Restate, word for word, all of the material shown below.
= = =
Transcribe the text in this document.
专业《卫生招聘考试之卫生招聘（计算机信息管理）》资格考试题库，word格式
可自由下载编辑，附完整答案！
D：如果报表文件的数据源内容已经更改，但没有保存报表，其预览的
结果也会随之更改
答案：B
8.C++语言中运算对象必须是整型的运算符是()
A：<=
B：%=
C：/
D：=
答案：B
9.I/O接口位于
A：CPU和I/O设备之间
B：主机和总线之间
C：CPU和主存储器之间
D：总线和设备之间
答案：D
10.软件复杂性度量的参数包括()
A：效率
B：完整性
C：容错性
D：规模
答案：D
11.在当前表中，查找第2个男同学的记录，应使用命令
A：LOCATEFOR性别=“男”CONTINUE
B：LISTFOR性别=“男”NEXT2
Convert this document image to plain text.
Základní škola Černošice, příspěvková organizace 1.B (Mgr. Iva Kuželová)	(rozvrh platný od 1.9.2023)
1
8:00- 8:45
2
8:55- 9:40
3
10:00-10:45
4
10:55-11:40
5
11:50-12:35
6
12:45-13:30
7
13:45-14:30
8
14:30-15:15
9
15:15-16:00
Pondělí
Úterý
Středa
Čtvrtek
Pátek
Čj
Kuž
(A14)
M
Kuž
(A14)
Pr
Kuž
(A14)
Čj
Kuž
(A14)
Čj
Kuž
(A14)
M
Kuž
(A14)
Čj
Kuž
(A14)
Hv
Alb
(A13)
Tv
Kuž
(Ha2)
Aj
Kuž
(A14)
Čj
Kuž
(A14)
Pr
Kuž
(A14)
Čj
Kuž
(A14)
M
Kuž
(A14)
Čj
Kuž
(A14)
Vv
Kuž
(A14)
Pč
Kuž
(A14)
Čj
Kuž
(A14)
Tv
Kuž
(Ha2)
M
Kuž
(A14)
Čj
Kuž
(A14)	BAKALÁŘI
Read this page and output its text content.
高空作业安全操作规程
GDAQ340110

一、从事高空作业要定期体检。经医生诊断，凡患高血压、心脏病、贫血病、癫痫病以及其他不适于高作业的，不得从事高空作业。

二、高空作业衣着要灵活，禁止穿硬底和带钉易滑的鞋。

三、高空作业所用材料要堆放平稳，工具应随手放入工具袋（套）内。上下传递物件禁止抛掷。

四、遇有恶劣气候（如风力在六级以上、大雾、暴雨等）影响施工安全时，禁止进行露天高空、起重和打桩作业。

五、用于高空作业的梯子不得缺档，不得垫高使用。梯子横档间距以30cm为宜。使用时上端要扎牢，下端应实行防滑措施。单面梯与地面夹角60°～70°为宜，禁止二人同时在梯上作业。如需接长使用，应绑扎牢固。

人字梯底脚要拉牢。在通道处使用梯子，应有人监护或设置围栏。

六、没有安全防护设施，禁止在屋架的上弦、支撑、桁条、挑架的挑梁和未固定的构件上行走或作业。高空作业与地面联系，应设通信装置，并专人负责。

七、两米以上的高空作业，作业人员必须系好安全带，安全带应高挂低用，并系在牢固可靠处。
= = =
Task solution:
Transcribe the text in this document.
专业《卫生招聘考试之卫生招聘（计算机信息管理）》资格考试题库，word格式
可自由下载编辑，附完整答案！
D：如果报表文件的数据源内容已经更改，但没有保存报表，其预览的
结果也会随之更改
答案：B
8.C++语言中运算对象必须是整型的运算符是()
A：<=
B：%=
C：/
D：=
答案：B
9.I/O接口位于
A：CPU和I/O设备之间
B：主机和总线之间
C：CPU和主存储器之间
D：总线和设备之间
答案：D
10.软件复杂性度量的参数包括()
A：效率
B：完整性
C：容错性
D：规模
答案：D
11.在当前表中，查找第2个男同学的记录，应使用命令
A：LOCATEFOR性别=“男”CONTINUE
B：LISTFOR性别=“男”NEXT2
Convert this document image to plain text.
Základní škola Černošice, příspěvková organizace 1.B (Mgr. Iva Kuželová)	(rozvrh platný od 1.9.2023)
1
8:00- 8:45
2
8:55- 9:40
3
10:00-10:45
4
10:55-11:40
5
11:50-12:35
6
12:45-13:30
7
13:45-14:30
8
14:30-15:15
9
15:15-16:00
Pondělí
Úterý
Středa
Čtvrtek
Pátek
Čj
Kuž
(A14)
M
Kuž
(A14)
Pr
Kuž
(A14)
Čj
Kuž
(A14)
Čj
Kuž
(A14)
M
Kuž
(A14)
Čj
Kuž
(A14)
Hv
Alb
(A13)
Tv
Kuž
(Ha2)
Aj
Kuž
(A14)
Čj
Kuž
(A14)
Pr
Kuž
(A14)
Čj
Kuž
(A14)
M
Kuž
(A14)
Čj
Kuž
(A14)
Vv
Kuž
(A14)
Pč
Kuž
(A14)
Čj
Kuž
(A14)
Tv
Kuž
(Ha2)
M
Kuž
(A14)
Čj
Kuž
(A14)	BAKALÁŘI
Read this page and output its text content.
高空作业安全操作规程
GDAQ340110

一、从事高空作业要定期体检。经医生诊断，凡患高血压、心脏病、贫血病、癫痫病以及其他不适于高作业的，不得从事高空作业。

二、高空作业衣着要灵活，禁止穿硬底和带钉易滑的鞋。

三、高空作业所用材料要堆放平稳，工具应随手放入工具袋（套）内。上下传递物件禁止抛掷。

四、遇有恶劣气候（如风力在六级以上、大雾、暴雨等）影响施工安全时，禁止进行露天高空、起重和打桩作业。

五、用于高空作业的梯子不得缺档，不得垫高使用。梯子横档间距以30cm为宜。使用时上端要扎牢，下端应实行防滑措施。单面梯与地面夹角60°～70°为宜，禁止二人同时在梯上作业。如需接长使用，应绑扎牢固。

人字梯底脚要拉牢。在通道处使用梯子，应有人监护或设置围栏。

六、没有安全防护设施，禁止在屋架的上弦、支撑、桁条、挑架的挑梁和未固定的构件上行走或作业。高空作业与地面联系，应设通信装置，并专人负责。

七、两米以上的高空作业，作业人员必须系好安全带，安全带应高挂低用，并系在牢固可靠处。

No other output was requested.